### Work to be completed
Write out the listing in full, matching it word for word.
────
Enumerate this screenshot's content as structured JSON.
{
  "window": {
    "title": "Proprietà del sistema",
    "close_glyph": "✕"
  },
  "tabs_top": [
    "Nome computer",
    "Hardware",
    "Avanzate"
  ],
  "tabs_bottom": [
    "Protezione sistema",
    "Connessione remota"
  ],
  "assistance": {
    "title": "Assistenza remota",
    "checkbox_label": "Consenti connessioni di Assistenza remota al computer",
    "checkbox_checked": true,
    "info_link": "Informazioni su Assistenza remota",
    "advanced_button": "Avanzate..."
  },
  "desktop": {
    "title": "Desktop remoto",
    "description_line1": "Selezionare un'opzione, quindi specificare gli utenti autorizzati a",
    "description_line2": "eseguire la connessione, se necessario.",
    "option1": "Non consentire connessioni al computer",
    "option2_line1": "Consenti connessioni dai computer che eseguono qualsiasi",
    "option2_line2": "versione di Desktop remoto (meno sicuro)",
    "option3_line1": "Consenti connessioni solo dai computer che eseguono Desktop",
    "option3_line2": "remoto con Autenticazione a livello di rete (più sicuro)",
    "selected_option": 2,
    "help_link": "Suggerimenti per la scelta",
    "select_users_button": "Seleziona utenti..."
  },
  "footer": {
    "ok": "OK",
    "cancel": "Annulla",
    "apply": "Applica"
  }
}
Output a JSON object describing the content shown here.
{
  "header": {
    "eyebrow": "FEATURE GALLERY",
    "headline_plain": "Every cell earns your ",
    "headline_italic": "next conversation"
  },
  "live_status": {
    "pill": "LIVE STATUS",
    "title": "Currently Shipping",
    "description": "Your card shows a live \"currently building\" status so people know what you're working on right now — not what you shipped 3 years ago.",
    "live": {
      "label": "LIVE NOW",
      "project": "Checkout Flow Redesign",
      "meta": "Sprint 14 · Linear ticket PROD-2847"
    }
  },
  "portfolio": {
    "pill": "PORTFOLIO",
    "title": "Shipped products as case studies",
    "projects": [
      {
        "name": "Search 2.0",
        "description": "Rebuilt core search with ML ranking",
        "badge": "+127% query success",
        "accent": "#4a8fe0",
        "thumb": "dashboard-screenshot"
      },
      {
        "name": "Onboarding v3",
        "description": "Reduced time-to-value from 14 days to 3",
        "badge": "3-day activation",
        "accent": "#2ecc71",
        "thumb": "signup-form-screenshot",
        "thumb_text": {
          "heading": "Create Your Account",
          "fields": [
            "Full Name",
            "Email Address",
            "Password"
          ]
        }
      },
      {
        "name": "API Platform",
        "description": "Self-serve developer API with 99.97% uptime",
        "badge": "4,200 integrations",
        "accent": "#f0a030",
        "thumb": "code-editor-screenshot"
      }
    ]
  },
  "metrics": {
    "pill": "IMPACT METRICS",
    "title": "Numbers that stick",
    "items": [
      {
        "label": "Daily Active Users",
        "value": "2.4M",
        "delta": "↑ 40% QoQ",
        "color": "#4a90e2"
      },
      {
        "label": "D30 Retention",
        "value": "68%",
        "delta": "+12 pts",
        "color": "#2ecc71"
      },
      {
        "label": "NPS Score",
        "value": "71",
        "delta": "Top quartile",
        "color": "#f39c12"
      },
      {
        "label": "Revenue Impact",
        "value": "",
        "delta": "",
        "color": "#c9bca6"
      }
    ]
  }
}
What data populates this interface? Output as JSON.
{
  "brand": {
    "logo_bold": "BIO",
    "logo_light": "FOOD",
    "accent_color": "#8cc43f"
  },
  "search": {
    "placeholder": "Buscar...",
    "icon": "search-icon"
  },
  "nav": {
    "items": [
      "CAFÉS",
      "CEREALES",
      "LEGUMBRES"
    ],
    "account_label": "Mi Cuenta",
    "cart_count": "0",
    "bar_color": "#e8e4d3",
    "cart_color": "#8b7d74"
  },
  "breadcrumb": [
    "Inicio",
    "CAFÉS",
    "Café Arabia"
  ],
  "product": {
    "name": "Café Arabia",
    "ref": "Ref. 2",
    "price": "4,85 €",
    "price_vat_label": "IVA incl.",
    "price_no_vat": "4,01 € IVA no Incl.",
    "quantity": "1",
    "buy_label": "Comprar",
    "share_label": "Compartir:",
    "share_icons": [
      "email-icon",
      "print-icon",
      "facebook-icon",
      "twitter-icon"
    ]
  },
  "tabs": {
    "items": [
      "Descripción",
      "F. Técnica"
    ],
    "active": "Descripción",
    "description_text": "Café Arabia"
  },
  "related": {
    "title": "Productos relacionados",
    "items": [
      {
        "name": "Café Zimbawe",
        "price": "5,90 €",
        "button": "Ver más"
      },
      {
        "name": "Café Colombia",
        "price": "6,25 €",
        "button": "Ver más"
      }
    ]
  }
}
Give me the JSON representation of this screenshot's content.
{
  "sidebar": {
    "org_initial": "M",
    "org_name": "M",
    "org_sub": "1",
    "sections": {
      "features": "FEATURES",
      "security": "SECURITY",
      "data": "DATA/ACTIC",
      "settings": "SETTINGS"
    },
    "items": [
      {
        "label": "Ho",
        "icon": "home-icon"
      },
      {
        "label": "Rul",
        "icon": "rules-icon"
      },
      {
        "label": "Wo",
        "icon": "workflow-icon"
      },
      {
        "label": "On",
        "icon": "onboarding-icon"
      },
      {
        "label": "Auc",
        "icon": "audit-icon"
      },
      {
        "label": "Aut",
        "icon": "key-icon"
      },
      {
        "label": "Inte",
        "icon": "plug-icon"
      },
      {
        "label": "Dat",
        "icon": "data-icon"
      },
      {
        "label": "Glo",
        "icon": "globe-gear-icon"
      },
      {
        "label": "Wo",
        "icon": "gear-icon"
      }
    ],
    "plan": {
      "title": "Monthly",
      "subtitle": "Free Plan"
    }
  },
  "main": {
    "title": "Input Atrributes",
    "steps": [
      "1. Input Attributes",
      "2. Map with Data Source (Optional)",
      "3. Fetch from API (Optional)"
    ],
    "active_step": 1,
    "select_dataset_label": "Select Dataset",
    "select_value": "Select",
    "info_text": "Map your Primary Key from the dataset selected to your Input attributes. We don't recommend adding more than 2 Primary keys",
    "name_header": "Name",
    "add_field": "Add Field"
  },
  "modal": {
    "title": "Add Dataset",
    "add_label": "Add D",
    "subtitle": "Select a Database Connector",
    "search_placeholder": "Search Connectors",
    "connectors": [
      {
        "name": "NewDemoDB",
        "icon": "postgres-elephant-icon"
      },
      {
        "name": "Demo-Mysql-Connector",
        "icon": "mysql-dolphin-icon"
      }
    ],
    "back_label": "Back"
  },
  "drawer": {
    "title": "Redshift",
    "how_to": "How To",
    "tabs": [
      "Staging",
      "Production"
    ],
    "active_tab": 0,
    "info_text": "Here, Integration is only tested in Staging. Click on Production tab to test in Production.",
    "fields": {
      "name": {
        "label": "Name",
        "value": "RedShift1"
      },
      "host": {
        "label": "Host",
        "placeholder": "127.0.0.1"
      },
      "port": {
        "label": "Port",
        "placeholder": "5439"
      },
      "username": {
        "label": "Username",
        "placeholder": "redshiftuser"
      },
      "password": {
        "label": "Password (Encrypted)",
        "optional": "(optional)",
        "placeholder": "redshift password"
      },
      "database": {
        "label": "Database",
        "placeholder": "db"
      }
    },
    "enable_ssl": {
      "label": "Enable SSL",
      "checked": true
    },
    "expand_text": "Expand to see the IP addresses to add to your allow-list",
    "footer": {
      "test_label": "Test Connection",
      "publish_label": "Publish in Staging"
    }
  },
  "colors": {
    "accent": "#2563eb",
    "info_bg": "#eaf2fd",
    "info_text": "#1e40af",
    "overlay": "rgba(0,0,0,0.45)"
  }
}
────
### Solution to the exercise
Enumerate this screenshot's content as structured JSON.
{
  "window": {
    "title": "Proprietà del sistema",
    "close_glyph": "✕"
  },
  "tabs_top": [
    "Nome computer",
    "Hardware",
    "Avanzate"
  ],
  "tabs_bottom": [
    "Protezione sistema",
    "Connessione remota"
  ],
  "assistance": {
    "title": "Assistenza remota",
    "checkbox_label": "Consenti connessioni di Assistenza remota al computer",
    "checkbox_checked": true,
    "info_link": "Informazioni su Assistenza remota",
    "advanced_button": "Avanzate..."
  },
  "desktop": {
    "title": "Desktop remoto",
    "description_line1": "Selezionare un'opzione, quindi specificare gli utenti autorizzati a",
    "description_line2": "eseguire la connessione, se necessario.",
    "option1": "Non consentire connessioni al computer",
    "option2_line1": "Consenti connessioni dai computer che eseguono qualsiasi",
    "option2_line2": "versione di Desktop remoto (meno sicuro)",
    "option3_line1": "Consenti connessioni solo dai computer che eseguono Desktop",
    "option3_line2": "remoto con Autenticazione a livello di rete (più sicuro)",
    "selected_option": 2,
    "help_link": "Suggerimenti per la scelta",
    "select_users_button": "Seleziona utenti..."
  },
  "footer": {
    "ok": "OK",
    "cancel": "Annulla",
    "apply": "Applica"
  }
}
Output a JSON object describing the content shown here.
{
  "header": {
    "eyebrow": "FEATURE GALLERY",
    "headline_plain": "Every cell earns your ",
    "headline_italic": "next conversation"
  },
  "live_status": {
    "pill": "LIVE STATUS",
    "title": "Currently Shipping",
    "description": "Your card shows a live \"currently building\" status so people know what you're working on right now — not what you shipped 3 years ago.",
    "live": {
      "label": "LIVE NOW",
      "project": "Checkout Flow Redesign",
      "meta": "Sprint 14 · Linear ticket PROD-2847"
    }
  },
  "portfolio": {
    "pill": "PORTFOLIO",
    "title": "Shipped products as case studies",
    "projects": [
      {
        "name": "Search 2.0",
        "description": "Rebuilt core search with ML ranking",
        "badge": "+127% query success",
        "accent": "#4a8fe0",
        "thumb": "dashboard-screenshot"
      },
      {
        "name": "Onboarding v3",
        "description": "Reduced time-to-value from 14 days to 3",
        "badge": "3-day activation",
        "accent": "#2ecc71",
        "thumb": "signup-form-screenshot",
        "thumb_text": {
          "heading": "Create Your Account",
          "fields": [
            "Full Name",
            "Email Address",
            "Password"
          ]
        }
      },
      {
        "name": "API Platform",
        "description": "Self-serve developer API with 99.97% uptime",
        "badge": "4,200 integrations",
        "accent": "#f0a030",
        "thumb": "code-editor-screenshot"
      }
    ]
  },
  "metrics": {
    "pill": "IMPACT METRICS",
    "title": "Numbers that stick",
    "items": [
      {
        "label": "Daily Active Users",
        "value": "2.4M",
        "delta": "↑ 40% QoQ",
        "color": "#4a90e2"
      },
      {
        "label": "D30 Retention",
        "value": "68%",
        "delta": "+12 pts",
        "color": "#2ecc71"
      },
      {
        "label": "NPS Score",
        "value": "71",
        "delta": "Top quartile",
        "color": "#f39c12"
      },
      {
        "label": "Revenue Impact",
        "value": "",
        "delta": "",
        "color": "#c9bca6"
      }
    ]
  }
}
What data populates this interface? Output as JSON.
{
  "brand": {
    "logo_bold": "BIO",
    "logo_light": "FOOD",
    "accent_color": "#8cc43f"
  },
  "search": {
    "placeholder": "Buscar...",
    "icon": "search-icon"
  },
  "nav": {
    "items": [
      "CAFÉS",
      "CEREALES",
      "LEGUMBRES"
    ],
    "account_label": "Mi Cuenta",
    "cart_count": "0",
    "bar_color": "#e8e4d3",
    "cart_color": "#8b7d74"
  },
  "breadcrumb": [
    "Inicio",
    "CAFÉS",
    "Café Arabia"
  ],
  "product": {
    "name": "Café Arabia",
    "ref": "Ref. 2",
    "price": "4,85 €",
    "price_vat_label": "IVA incl.",
    "price_no_vat": "4,01 € IVA no Incl.",
    "quantity": "1",
    "buy_label": "Comprar",
    "share_label": "Compartir:",
    "share_icons": [
      "email-icon",
      "print-icon",
      "facebook-icon",
      "twitter-icon"
    ]
  },
  "tabs": {
    "items": [
      "Descripción",
      "F. Técnica"
    ],
    "active": "Descripción",
    "description_text": "Café Arabia"
  },
  "related": {
    "title": "Productos relacionados",
    "items": [
      {
        "name": "Café Zimbawe",
        "price": "5,90 €",
        "button": "Ver más"
      },
      {
        "name": "Café Colombia",
        "price": "6,25 €",
        "button": "Ver más"
      }
    ]
  }
}
Give me the JSON representation of this screenshot's content.
{
  "sidebar": {
    "org_initial": "M",
    "org_name": "M",
    "org_sub": "1",
    "sections": {
      "features": "FEATURES",
      "security": "SECURITY",
      "data": "DATA/ACTIC",
      "settings": "SETTINGS"
    },
    "items": [
      {
        "label": "Ho",
        "icon": "home-icon"
      },
      {
        "label": "Rul",
        "icon": "rules-icon"
      },
      {
        "label": "Wo",
        "icon": "workflow-icon"
      },
      {
        "label": "On",
        "icon": "onboarding-icon"
      },
      {
        "label": "Auc",
        "icon": "audit-icon"
      },
      {
        "label": "Aut",
        "icon": "key-icon"
      },
      {
        "label": "Inte",
        "icon": "plug-icon"
      },
      {
        "label": "Dat",
        "icon": "data-icon"
      },
      {
        "label": "Glo",
        "icon": "globe-gear-icon"
      },
      {
        "label": "Wo",
        "icon": "gear-icon"
      }
    ],
    "plan": {
      "title": "Monthly",
      "subtitle": "Free Plan"
    }
  },
  "main": {
    "title": "Input Atrributes",
    "steps": [
      "1. Input Attributes",
      "2. Map with Data Source (Optional)",
      "3. Fetch from API (Optional)"
    ],
    "active_step": 1,
    "select_dataset_label": "Select Dataset",
    "select_value": "Select",
    "info_text": "Map your Primary Key from the dataset selected to your Input attributes. We don't recommend adding more than 2 Primary keys",
    "name_header": "Name",
    "add_field": "Add Field"
  },
  "modal": {
    "title": "Add Dataset",
    "add_label": "Add D",
    "subtitle": "Select a Database Connector",
    "search_placeholder": "Search Connectors",
    "connectors": [
      {
        "name": "NewDemoDB",
        "icon": "postgres-elephant-icon"
      },
      {
        "name": "Demo-Mysql-Connector",
        "icon": "mysql-dolphin-icon"
      }
    ],
    "back_label": "Back"
  },
  "drawer": {
    "title": "Redshift",
    "how_to": "How To",
    "tabs": [
      "Staging",
      "Production"
    ],
    "active_tab": 0,
    "info_text": "Here, Integration is only tested in Staging. Click on Production tab to test in Production.",
    "fields": {
      "name": {
        "label": "Name",
        "value": "RedShift1"
      },
      "host": {
        "label": "Host",
        "placeholder": "127.0.0.1"
      },
      "port": {
        "label": "Port",
        "placeholder": "5439"
      },
      "username": {
        "label": "Username",
        "placeholder": "redshiftuser"
      },
      "password": {
        "label": "Password (Encrypted)",
        "optional": "(optional)",
        "placeholder": "redshift password"
      },
      "database": {
        "label": "Database",
        "placeholder": "db"
      }
    },
    "enable_ssl": {
      "label": "Enable SSL",
      "checked": true
    },
    "expand_text": "Expand to see the IP addresses to add to your allow-list",
    "footer": {
      "test_label": "Test Connection",
      "publish_label": "Publish in Staging"
    }
  },
  "colors": {
    "accent": "#2563eb",
    "info_bg": "#eaf2fd",
    "info_text": "#1e40af",
    "overlay": "rgba(0,0,0,0.45)"
  }
}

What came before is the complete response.